— start of Records supplied —

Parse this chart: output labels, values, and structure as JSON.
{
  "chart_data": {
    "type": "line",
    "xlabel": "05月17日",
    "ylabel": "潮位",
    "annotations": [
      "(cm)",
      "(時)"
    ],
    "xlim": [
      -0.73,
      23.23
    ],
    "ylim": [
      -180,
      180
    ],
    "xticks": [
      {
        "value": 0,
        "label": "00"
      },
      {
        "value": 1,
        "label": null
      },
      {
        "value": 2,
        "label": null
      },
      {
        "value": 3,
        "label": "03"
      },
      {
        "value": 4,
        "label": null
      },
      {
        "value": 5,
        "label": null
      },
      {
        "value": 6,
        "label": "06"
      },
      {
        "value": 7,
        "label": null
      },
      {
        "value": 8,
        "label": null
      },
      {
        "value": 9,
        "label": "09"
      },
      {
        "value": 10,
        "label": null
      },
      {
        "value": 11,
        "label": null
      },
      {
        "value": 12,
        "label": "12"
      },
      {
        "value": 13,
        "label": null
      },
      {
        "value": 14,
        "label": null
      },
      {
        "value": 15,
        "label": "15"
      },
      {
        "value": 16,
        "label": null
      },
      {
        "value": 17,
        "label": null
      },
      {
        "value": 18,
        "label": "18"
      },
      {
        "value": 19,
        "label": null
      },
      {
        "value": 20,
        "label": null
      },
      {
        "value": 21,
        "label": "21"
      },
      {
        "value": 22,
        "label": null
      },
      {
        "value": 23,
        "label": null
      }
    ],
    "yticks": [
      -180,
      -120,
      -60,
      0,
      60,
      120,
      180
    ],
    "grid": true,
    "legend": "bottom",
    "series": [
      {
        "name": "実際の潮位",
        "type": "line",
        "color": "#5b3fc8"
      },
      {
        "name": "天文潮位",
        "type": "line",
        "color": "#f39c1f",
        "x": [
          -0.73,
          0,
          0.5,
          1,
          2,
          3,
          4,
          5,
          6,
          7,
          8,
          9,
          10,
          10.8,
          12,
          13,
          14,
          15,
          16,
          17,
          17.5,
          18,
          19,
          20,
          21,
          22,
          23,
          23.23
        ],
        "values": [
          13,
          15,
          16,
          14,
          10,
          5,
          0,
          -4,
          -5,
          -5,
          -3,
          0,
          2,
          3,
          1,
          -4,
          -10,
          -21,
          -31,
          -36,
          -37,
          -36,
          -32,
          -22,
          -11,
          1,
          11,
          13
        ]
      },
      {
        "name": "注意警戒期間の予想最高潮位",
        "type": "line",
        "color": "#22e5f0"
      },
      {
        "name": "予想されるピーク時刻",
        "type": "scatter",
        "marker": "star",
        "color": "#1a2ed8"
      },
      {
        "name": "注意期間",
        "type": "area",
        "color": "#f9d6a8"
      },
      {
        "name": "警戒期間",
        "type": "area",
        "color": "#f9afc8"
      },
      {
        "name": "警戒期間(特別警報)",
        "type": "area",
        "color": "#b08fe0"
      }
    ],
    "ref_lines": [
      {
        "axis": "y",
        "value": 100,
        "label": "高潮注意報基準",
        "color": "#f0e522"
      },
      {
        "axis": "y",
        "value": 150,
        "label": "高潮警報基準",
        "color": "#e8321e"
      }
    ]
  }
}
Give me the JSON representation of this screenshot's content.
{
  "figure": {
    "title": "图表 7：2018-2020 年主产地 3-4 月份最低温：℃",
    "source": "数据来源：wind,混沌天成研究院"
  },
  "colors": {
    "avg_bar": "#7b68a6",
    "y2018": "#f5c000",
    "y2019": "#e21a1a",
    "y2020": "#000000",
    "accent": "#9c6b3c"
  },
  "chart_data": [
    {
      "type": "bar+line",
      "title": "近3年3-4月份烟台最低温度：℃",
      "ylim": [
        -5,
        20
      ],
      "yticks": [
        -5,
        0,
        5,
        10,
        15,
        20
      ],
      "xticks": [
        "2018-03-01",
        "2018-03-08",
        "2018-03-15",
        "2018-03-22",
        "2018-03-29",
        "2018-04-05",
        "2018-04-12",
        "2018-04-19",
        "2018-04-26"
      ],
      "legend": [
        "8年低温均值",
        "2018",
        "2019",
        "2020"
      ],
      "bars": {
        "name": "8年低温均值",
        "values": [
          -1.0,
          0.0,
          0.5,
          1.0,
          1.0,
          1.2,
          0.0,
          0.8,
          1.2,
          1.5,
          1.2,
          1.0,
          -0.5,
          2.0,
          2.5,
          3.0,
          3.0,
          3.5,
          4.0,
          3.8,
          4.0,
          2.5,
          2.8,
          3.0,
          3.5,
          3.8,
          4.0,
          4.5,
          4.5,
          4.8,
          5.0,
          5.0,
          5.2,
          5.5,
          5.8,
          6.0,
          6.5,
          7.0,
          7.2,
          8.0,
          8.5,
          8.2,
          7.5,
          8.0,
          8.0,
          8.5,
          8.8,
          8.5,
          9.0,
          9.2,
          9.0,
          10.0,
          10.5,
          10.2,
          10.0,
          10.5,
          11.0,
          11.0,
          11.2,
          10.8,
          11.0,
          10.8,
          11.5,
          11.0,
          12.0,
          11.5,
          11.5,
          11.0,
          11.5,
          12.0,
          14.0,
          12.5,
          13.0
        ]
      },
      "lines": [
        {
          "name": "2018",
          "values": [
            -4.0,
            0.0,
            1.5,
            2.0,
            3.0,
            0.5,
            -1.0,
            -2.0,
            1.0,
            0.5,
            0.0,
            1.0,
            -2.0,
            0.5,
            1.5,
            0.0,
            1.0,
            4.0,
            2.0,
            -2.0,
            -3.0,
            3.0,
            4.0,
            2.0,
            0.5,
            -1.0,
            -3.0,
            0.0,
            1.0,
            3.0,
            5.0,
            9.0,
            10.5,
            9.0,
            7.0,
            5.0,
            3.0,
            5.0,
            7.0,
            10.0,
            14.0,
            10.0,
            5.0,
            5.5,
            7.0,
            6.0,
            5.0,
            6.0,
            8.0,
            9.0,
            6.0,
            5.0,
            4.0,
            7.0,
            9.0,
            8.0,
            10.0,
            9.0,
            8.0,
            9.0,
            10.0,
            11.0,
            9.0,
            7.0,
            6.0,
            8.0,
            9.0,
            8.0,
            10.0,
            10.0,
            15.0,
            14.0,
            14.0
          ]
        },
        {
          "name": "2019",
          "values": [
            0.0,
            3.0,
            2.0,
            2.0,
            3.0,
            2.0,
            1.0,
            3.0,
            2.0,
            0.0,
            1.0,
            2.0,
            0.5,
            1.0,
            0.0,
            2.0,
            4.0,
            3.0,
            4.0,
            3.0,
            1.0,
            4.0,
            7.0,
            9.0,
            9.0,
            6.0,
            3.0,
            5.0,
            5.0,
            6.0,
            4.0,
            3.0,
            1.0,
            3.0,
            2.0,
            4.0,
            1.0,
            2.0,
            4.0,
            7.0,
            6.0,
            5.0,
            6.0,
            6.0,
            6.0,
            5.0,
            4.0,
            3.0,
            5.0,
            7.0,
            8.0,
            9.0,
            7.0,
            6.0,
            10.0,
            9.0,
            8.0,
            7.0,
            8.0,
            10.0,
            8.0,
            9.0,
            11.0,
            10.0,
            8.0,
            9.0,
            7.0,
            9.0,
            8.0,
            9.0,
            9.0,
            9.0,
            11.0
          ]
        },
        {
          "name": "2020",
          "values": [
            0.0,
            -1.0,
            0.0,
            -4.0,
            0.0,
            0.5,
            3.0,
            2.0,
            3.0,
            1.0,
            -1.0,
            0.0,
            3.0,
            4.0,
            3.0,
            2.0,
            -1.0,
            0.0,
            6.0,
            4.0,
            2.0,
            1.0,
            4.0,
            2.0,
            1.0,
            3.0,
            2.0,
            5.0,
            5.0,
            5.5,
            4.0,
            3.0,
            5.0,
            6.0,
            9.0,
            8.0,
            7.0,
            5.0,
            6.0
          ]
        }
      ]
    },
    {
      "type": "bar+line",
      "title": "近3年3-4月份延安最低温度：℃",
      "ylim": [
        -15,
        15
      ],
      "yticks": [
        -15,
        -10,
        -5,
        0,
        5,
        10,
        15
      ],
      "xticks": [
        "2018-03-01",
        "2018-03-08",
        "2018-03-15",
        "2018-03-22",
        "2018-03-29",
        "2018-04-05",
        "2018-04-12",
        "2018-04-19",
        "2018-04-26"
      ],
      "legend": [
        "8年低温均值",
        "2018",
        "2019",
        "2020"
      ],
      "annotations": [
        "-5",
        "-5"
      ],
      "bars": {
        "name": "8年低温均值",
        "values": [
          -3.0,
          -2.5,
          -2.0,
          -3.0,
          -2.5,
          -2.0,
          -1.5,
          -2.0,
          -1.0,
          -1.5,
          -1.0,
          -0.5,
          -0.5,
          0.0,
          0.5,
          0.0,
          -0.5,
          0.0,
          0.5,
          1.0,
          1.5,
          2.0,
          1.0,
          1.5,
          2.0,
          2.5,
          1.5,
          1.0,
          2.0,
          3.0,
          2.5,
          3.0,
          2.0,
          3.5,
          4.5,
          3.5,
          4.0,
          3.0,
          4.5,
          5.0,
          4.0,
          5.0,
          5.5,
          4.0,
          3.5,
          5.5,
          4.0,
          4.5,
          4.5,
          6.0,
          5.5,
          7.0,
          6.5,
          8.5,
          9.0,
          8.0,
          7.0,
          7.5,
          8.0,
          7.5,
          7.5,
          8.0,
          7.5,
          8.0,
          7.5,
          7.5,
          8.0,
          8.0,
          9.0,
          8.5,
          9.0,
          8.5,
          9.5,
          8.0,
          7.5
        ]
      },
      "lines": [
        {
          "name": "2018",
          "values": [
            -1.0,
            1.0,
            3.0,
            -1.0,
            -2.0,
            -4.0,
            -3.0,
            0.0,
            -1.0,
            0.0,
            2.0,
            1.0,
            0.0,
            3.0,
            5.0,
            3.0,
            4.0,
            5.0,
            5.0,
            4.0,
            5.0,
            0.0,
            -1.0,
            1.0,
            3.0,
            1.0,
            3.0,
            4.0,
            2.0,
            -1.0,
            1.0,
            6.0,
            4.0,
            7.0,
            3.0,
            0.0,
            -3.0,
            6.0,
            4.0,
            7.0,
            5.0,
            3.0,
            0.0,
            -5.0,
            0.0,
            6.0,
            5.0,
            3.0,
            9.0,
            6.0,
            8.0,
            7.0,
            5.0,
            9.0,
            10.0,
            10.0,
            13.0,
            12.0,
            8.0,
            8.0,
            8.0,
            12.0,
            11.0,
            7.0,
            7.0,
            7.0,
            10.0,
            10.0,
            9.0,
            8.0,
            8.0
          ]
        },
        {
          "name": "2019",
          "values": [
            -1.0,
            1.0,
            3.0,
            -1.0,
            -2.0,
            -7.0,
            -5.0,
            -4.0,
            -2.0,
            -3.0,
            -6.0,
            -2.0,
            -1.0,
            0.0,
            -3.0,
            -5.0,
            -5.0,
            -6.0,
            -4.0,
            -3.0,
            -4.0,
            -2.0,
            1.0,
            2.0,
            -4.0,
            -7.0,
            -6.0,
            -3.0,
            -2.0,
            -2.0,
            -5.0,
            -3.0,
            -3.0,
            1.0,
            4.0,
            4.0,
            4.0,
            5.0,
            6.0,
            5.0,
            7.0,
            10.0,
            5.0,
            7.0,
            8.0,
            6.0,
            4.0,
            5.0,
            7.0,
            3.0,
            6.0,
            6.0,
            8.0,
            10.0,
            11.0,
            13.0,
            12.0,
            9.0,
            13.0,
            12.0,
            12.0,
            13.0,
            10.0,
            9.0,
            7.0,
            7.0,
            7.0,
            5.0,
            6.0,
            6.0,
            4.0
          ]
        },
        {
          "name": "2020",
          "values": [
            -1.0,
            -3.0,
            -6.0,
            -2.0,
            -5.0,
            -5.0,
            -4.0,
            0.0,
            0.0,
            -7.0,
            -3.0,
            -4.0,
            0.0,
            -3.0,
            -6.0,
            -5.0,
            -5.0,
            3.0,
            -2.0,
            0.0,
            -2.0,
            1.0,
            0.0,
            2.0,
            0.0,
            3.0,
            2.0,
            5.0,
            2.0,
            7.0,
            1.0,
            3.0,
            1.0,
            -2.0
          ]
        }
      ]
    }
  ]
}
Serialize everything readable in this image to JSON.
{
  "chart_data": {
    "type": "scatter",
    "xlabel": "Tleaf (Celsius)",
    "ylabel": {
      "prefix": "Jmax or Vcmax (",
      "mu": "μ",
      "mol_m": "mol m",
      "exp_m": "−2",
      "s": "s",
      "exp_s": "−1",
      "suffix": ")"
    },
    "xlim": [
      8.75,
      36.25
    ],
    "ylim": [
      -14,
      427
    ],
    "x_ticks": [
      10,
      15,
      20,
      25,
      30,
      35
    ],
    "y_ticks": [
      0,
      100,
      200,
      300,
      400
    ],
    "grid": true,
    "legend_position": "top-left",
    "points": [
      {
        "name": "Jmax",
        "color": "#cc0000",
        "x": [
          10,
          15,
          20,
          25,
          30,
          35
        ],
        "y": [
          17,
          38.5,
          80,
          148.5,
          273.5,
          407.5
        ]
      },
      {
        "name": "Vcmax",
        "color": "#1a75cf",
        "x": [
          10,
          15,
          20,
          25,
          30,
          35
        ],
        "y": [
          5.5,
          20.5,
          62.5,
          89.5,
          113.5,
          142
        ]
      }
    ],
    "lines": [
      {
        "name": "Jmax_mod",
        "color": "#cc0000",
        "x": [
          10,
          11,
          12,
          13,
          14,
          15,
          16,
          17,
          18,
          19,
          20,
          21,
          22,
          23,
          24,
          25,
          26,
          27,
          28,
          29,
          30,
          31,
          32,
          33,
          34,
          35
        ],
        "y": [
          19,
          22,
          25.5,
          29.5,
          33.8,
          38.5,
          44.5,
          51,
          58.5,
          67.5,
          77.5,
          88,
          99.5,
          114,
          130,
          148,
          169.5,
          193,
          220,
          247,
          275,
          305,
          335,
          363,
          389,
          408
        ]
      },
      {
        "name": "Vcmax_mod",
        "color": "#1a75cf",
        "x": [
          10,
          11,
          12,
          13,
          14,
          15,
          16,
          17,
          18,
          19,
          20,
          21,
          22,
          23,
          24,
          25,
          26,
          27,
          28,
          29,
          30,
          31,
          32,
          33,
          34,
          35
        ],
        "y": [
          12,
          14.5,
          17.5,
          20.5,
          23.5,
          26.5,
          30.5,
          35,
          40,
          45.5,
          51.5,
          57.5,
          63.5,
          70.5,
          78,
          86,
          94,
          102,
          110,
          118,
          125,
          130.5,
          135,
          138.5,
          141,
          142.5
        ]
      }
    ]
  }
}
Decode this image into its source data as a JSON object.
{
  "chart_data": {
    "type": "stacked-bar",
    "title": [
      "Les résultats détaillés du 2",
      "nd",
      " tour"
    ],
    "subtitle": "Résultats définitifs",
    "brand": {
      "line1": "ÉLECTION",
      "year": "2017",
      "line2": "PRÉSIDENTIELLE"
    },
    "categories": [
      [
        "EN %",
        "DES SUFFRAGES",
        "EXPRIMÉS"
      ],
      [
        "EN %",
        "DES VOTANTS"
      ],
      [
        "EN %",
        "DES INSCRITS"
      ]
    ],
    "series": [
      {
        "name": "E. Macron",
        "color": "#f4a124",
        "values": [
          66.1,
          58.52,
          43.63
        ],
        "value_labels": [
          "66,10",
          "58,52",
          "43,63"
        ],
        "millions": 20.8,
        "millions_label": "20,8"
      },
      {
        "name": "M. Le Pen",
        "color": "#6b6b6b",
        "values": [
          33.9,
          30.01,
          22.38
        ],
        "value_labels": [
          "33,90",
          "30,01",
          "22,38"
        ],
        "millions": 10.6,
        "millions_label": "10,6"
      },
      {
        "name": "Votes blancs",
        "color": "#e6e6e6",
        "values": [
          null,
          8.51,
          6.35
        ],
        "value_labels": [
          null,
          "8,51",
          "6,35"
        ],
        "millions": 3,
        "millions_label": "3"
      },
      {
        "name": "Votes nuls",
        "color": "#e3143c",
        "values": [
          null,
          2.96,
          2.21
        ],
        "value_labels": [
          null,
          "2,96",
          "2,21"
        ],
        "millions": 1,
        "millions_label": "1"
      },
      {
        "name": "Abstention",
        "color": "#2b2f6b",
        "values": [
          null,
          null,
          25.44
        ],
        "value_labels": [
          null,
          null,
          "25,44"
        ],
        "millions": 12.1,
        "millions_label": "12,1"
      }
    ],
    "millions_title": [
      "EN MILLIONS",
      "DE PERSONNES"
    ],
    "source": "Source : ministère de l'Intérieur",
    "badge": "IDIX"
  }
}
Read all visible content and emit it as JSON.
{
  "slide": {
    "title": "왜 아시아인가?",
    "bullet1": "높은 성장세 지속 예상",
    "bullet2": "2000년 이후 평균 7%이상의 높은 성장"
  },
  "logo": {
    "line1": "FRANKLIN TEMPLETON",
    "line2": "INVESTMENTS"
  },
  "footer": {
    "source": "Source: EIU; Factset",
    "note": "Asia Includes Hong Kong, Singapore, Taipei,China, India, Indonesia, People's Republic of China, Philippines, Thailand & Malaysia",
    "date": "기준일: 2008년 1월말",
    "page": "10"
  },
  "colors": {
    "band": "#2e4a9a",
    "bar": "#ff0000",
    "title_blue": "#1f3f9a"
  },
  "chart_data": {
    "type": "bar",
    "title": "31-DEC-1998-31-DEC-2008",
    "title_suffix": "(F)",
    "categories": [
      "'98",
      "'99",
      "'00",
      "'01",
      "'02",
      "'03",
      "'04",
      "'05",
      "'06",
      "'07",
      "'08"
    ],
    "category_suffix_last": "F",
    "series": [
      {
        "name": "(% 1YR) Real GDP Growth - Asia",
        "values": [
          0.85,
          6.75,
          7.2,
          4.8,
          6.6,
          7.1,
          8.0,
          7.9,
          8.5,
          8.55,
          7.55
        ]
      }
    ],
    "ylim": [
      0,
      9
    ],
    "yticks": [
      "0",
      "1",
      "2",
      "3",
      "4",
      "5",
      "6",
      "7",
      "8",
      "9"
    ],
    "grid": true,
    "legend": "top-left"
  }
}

— end of Records supplied —

Problem requirements —
Set down, unchanged, the line that contains "Read all visible content and emit it as JSON." together with every later line in the records, through the last one.

Correct answer —
Read all visible content and emit it as JSON.
{
  "slide": {
    "title": "왜 아시아인가?",
    "bullet1": "높은 성장세 지속 예상",
    "bullet2": "2000년 이후 평균 7%이상의 높은 성장"
  },
  "logo": {
    "line1": "FRANKLIN TEMPLETON",
    "line2": "INVESTMENTS"
  },
  "footer": {
    "source": "Source: EIU; Factset",
    "note": "Asia Includes Hong Kong, Singapore, Taipei,China, India, Indonesia, People's Republic of China, Philippines, Thailand & Malaysia",
    "date": "기준일: 2008년 1월말",
    "page": "10"
  },
  "colors": {
    "band": "#2e4a9a",
    "bar": "#ff0000",
    "title_blue": "#1f3f9a"
  },
  "chart_data": {
    "type": "bar",
    "title": "31-DEC-1998-31-DEC-2008",
    "title_suffix": "(F)",
    "categories": [
      "'98",
      "'99",
      "'00",
      "'01",
      "'02",
      "'03",
      "'04",
      "'05",
      "'06",
      "'07",
      "'08"
    ],
    "category_suffix_last": "F",
    "series": [
      {
        "name": "(% 1YR) Real GDP Growth - Asia",
        "values": [
          0.85,
          6.75,
          7.2,
          4.8,
          6.6,
          7.1,
          8.0,
          7.9,
          8.5,
          8.55,
          7.55
        ]
      }
    ],
    "ylim": [
      0,
      9
    ],
    "yticks": [
      "0",
      "1",
      "2",
      "3",
      "4",
      "5",
      "6",
      "7",
      "8",
      "9"
    ],
    "grid": true,
    "legend": "top-left"
  }
}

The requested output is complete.